→ Data entries:
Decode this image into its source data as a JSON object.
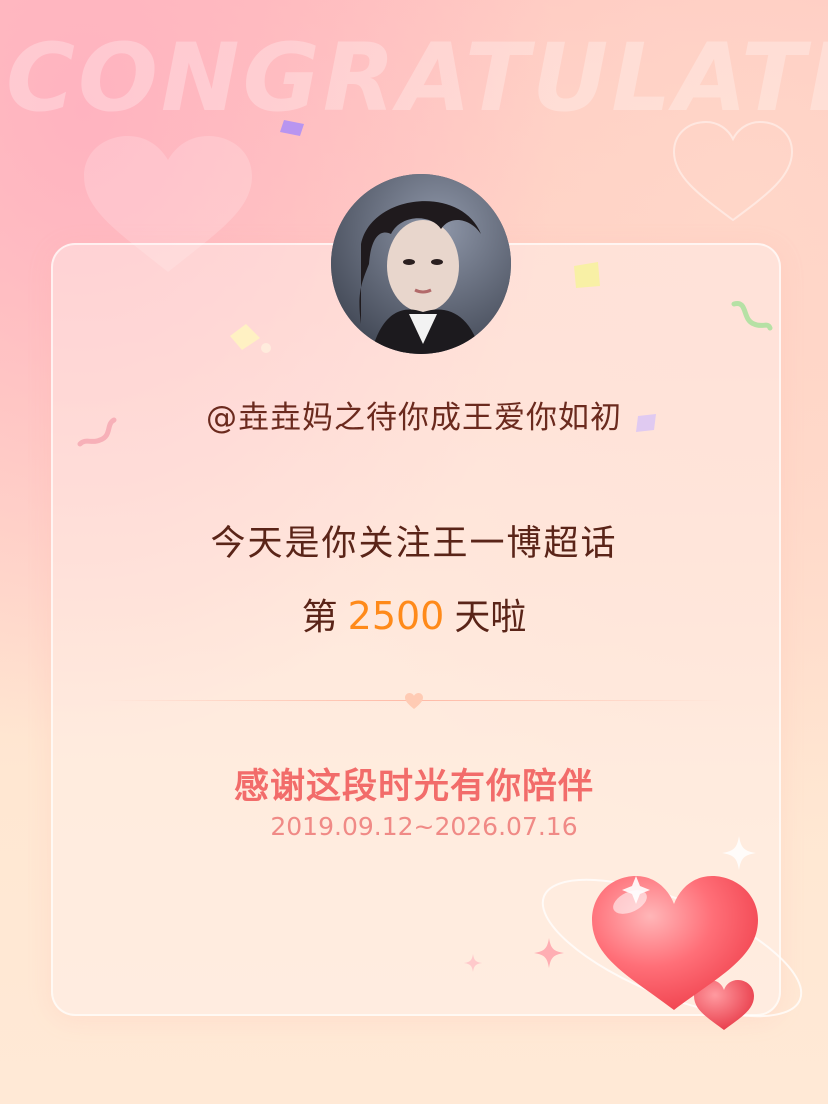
{
  "watermark": "CONGRATULATE",
  "profile": {
    "avatar_alt": "avatar",
    "username": "@垚垚妈之待你成王爱你如初"
  },
  "message": {
    "line1": "今天是你关注王一博超话",
    "line2_prefix": "第",
    "days": "2500",
    "line2_suffix": "天啦"
  },
  "footer": {
    "thanks": "感谢这段时光有你陪伴",
    "date_range": "2019.09.12~2026.07.16"
  },
  "colors": {
    "accent_number": "#ff8a1a",
    "thanks_text": "#f26c6a",
    "primary_text": "#5a2418"
  }
}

→ TASK TO COMPLETE: Exactly as written, return every line of the listing, but not the pictures.

→ COMPLETE OUTPUT:
Decode this image into its source data as a JSON object.
{
  "watermark": "CONGRATULATE",
  "profile": {
    "avatar_alt": "avatar",
    "username": "@垚垚妈之待你成王爱你如初"
  },
  "message": {
    "line1": "今天是你关注王一博超话",
    "line2_prefix": "第",
    "days": "2500",
    "line2_suffix": "天啦"
  },
  "footer": {
    "thanks": "感谢这段时光有你陪伴",
    "date_range": "2019.09.12~2026.07.16"
  },
  "colors": {
    "accent_number": "#ff8a1a",
    "thanks_text": "#f26c6a",
    "primary_text": "#5a2418"
  }
}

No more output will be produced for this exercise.